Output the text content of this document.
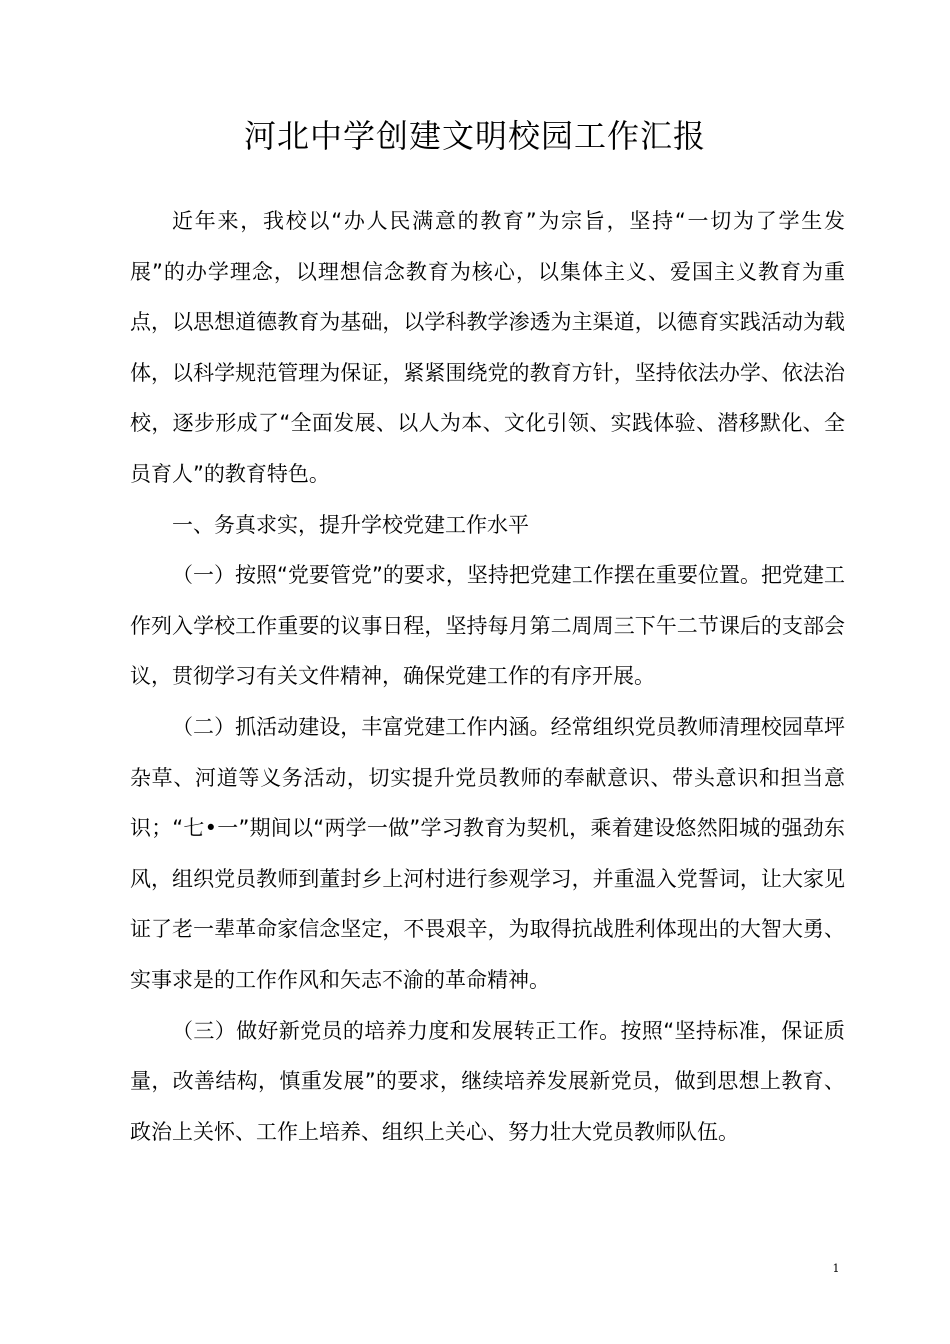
河北中学创建文明校园工作汇报

近年来，我校以“办人民满意的教育”为宗旨，坚持“一切为了学生发展”的办学理念，以理想信念教育为核心，以集体主义、爱国主义教育为重点，以思想道德教育为基础，以学科教学渗透为主渠道，以德育实践活动为载体，以科学规范管理为保证，紧紧围绕党的教育方针，坚持依法办学、依法治校，逐步形成了“全面发展、以人为本、文化引领、实践体验、潜移默化、全员育人”的教育特色。

一、务真求实，提升学校党建工作水平

（一）按照“党要管党”的要求，坚持把党建工作摆在重要位置。把党建工作列入学校工作重要的议事日程，坚持每月第二周周三下午二节课后的支部会议，贯彻学习有关文件精神，确保党建工作的有序开展。

（二）抓活动建设，丰富党建工作内涵。经常组织党员教师清理校园草坪杂草、河道等义务活动，切实提升党员教师的奉献意识、带头意识和担当意识；“七•一”期间以“两学一做”学习教育为契机，乘着建设悠然阳城的强劲东风，组织党员教师到董封乡上河村进行参观学习，并重温入党誓词，让大家见证了老一辈革命家信念坚定，不畏艰辛，为取得抗战胜利体现出的大智大勇、实事求是的工作作风和矢志不渝的革命精神。

（三）做好新党员的培养力度和发展转正工作。按照“坚持标准，保证质量，改善结构，慎重发展”的要求，继续培养发展新党员，做到思想上教育、政治上关怀、工作上培养、组织上关心、努力壮大党员教师队伍。

1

Task description:
Can you retype every record above exactly, leaving out the pictures?

Exercise result:
Output the text content of this document.
河北中学创建文明校园工作汇报

近年来，我校以“办人民满意的教育”为宗旨，坚持“一切为了学生发展”的办学理念，以理想信念教育为核心，以集体主义、爱国主义教育为重点，以思想道德教育为基础，以学科教学渗透为主渠道，以德育实践活动为载体，以科学规范管理为保证，紧紧围绕党的教育方针，坚持依法办学、依法治校，逐步形成了“全面发展、以人为本、文化引领、实践体验、潜移默化、全员育人”的教育特色。

一、务真求实，提升学校党建工作水平

（一）按照“党要管党”的要求，坚持把党建工作摆在重要位置。把党建工作列入学校工作重要的议事日程，坚持每月第二周周三下午二节课后的支部会议，贯彻学习有关文件精神，确保党建工作的有序开展。

（二）抓活动建设，丰富党建工作内涵。经常组织党员教师清理校园草坪杂草、河道等义务活动，切实提升党员教师的奉献意识、带头意识和担当意识；“七•一”期间以“两学一做”学习教育为契机，乘着建设悠然阳城的强劲东风，组织党员教师到董封乡上河村进行参观学习，并重温入党誓词，让大家见证了老一辈革命家信念坚定，不畏艰辛，为取得抗战胜利体现出的大智大勇、实事求是的工作作风和矢志不渝的革命精神。

（三）做好新党员的培养力度和发展转正工作。按照“坚持标准，保证质量，改善结构，慎重发展”的要求，继续培养发展新党员，做到思想上教育、政治上关怀、工作上培养、组织上关心、努力壮大党员教师队伍。

1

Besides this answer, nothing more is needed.